Please transcribe the data that follows without the pictures, keeping every word the same.

Data provided:
## START

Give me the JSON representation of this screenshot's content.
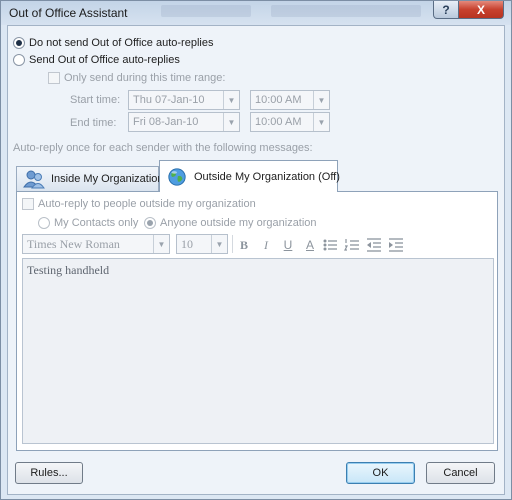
{
  "window": {
    "title": "Out of Office Assistant",
    "help_glyph": "?",
    "close_glyph": "X"
  },
  "status": {
    "do_not_send_label": "Do not send Out of Office auto-replies",
    "send_label": "Send Out of Office auto-replies",
    "selected": "do_not_send"
  },
  "time_range": {
    "checkbox_label": "Only send during this time range:",
    "start_label": "Start time:",
    "end_label": "End time:",
    "start_date": "Thu 07-Jan-10",
    "start_time": "10:00 AM",
    "end_date": "Fri 08-Jan-10",
    "end_time": "10:00 AM"
  },
  "auto_reply_caption": "Auto-reply once for each sender with the following messages:",
  "tabs": {
    "inside": {
      "label": "Inside My Organization",
      "icon": "people-icon"
    },
    "outside": {
      "label": "Outside My Organization (Off)",
      "icon": "globe-icon"
    }
  },
  "outside_panel": {
    "auto_reply_label": "Auto-reply to people outside my organization",
    "contacts_only_label": "My Contacts only",
    "anyone_label": "Anyone outside my organization",
    "selected_audience": "anyone"
  },
  "format_bar": {
    "font": "Times New Roman",
    "size": "10",
    "bold": "B",
    "italic": "I",
    "underline": "U",
    "font_color": "A"
  },
  "message": {
    "text": "Testing handheld"
  },
  "buttons": {
    "rules": "Rules...",
    "ok": "OK",
    "cancel": "Cancel"
  },
  "colors": {
    "window_bg": "#dce7f3",
    "close_red": "#c7412e",
    "default_button_border": "#3c7fb1"
  }
}
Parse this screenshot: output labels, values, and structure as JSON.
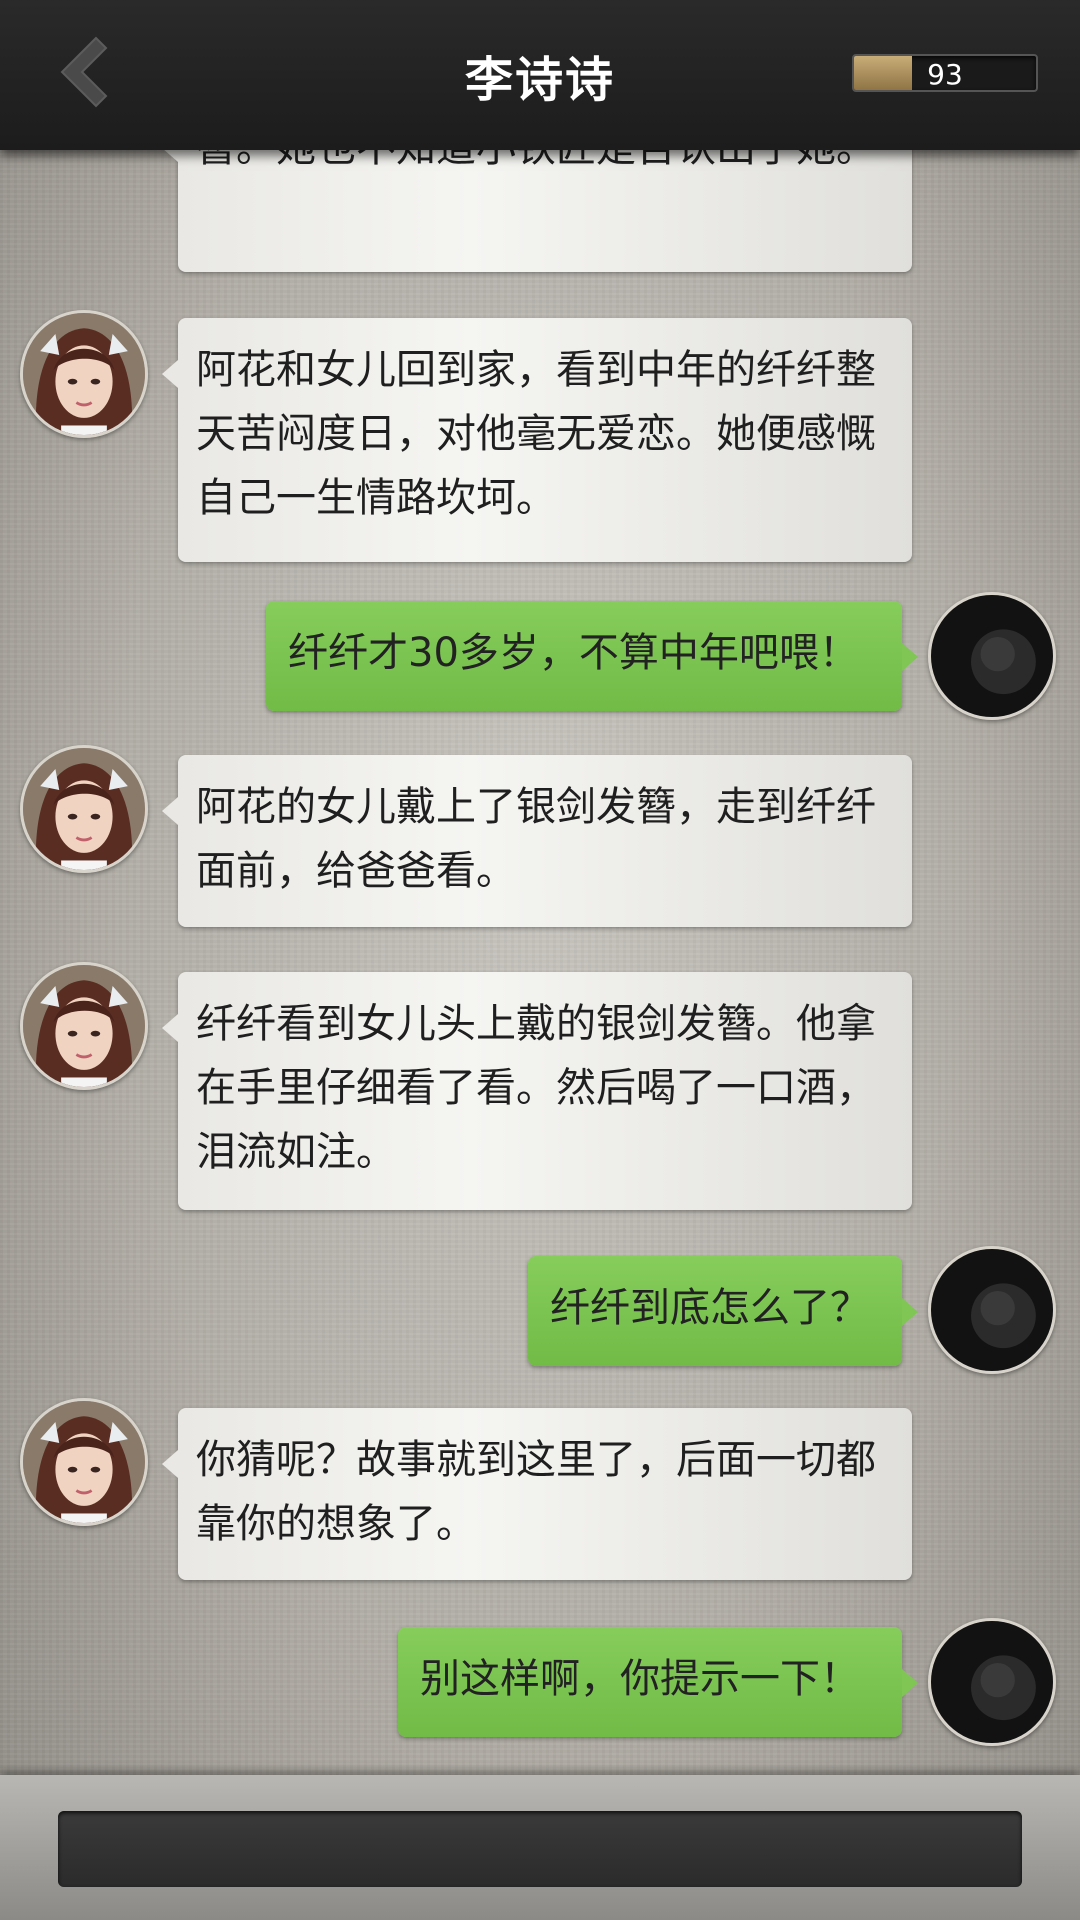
{
  "header": {
    "title": "李诗诗",
    "back_icon": "chevron-left-icon",
    "energy_value": "93",
    "energy_fraction": 0.32
  },
  "messages": [
    {
      "from": "her",
      "text": "簪。她也不知道小铁匠是否认出了她。"
    },
    {
      "from": "her",
      "text": "阿花和女儿回到家，看到中年的纤纤整天苦闷度日，对他毫无爱恋。她便感慨自己一生情路坎坷。"
    },
    {
      "from": "me",
      "text": "纤纤才30多岁，不算中年吧喂！"
    },
    {
      "from": "her",
      "text": "阿花的女儿戴上了银剑发簪，走到纤纤面前，给爸爸看。"
    },
    {
      "from": "her",
      "text": "纤纤看到女儿头上戴的银剑发簪。他拿在手里仔细看了看。然后喝了一口酒，泪流如注。"
    },
    {
      "from": "me",
      "text": "纤纤到底怎么了？"
    },
    {
      "from": "her",
      "text": "你猜呢？故事就到这里了，后面一切都靠你的想象了。"
    },
    {
      "from": "me",
      "text": "别这样啊，你提示一下！"
    }
  ],
  "colors": {
    "header_bg": "#222222",
    "incoming_bubble": "#efefec",
    "outgoing_bubble": "#7cc350",
    "energy_fill": "#b0925f"
  }
}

## END

The result:
Give me the JSON representation of this screenshot's content.
{
  "window": {
    "title": "Out of Office Assistant",
    "help_glyph": "?",
    "close_glyph": "X"
  },
  "status": {
    "do_not_send_label": "Do not send Out of Office auto-replies",
    "send_label": "Send Out of Office auto-replies",
    "selected": "do_not_send"
  },
  "time_range": {
    "checkbox_label": "Only send during this time range:",
    "start_label": "Start time:",
    "end_label": "End time:",
    "start_date": "Thu 07-Jan-10",
    "start_time": "10:00 AM",
    "end_date": "Fri 08-Jan-10",
    "end_time": "10:00 AM"
  },
  "auto_reply_caption": "Auto-reply once for each sender with the following messages:",
  "tabs": {
    "inside": {
      "label": "Inside My Organization",
      "icon": "people-icon"
    },
    "outside": {
      "label": "Outside My Organization (Off)",
      "icon": "globe-icon"
    }
  },
  "outside_panel": {
    "auto_reply_label": "Auto-reply to people outside my organization",
    "contacts_only_label": "My Contacts only",
    "anyone_label": "Anyone outside my organization",
    "selected_audience": "anyone"
  },
  "format_bar": {
    "font": "Times New Roman",
    "size": "10",
    "bold": "B",
    "italic": "I",
    "underline": "U",
    "font_color": "A"
  },
  "message": {
    "text": "Testing handheld"
  },
  "buttons": {
    "rules": "Rules...",
    "ok": "OK",
    "cancel": "Cancel"
  },
  "colors": {
    "window_bg": "#dce7f3",
    "close_red": "#c7412e",
    "default_button_border": "#3c7fb1"
  }
}
Parse this screenshot: output labels, values, and structure as JSON.
{
  "header": {
    "title": "李诗诗",
    "back_icon": "chevron-left-icon",
    "energy_value": "93",
    "energy_fraction": 0.32
  },
  "messages": [
    {
      "from": "her",
      "text": "簪。她也不知道小铁匠是否认出了她。"
    },
    {
      "from": "her",
      "text": "阿花和女儿回到家，看到中年的纤纤整天苦闷度日，对他毫无爱恋。她便感慨自己一生情路坎坷。"
    },
    {
      "from": "me",
      "text": "纤纤才30多岁，不算中年吧喂！"
    },
    {
      "from": "her",
      "text": "阿花的女儿戴上了银剑发簪，走到纤纤面前，给爸爸看。"
    },
    {
      "from": "her",
      "text": "纤纤看到女儿头上戴的银剑发簪。他拿在手里仔细看了看。然后喝了一口酒，泪流如注。"
    },
    {
      "from": "me",
      "text": "纤纤到底怎么了？"
    },
    {
      "from": "her",
      "text": "你猜呢？故事就到这里了，后面一切都靠你的想象了。"
    },
    {
      "from": "me",
      "text": "别这样啊，你提示一下！"
    }
  ],
  "colors": {
    "header_bg": "#222222",
    "incoming_bubble": "#efefec",
    "outgoing_bubble": "#7cc350",
    "energy_fill": "#b0925f"
  }
}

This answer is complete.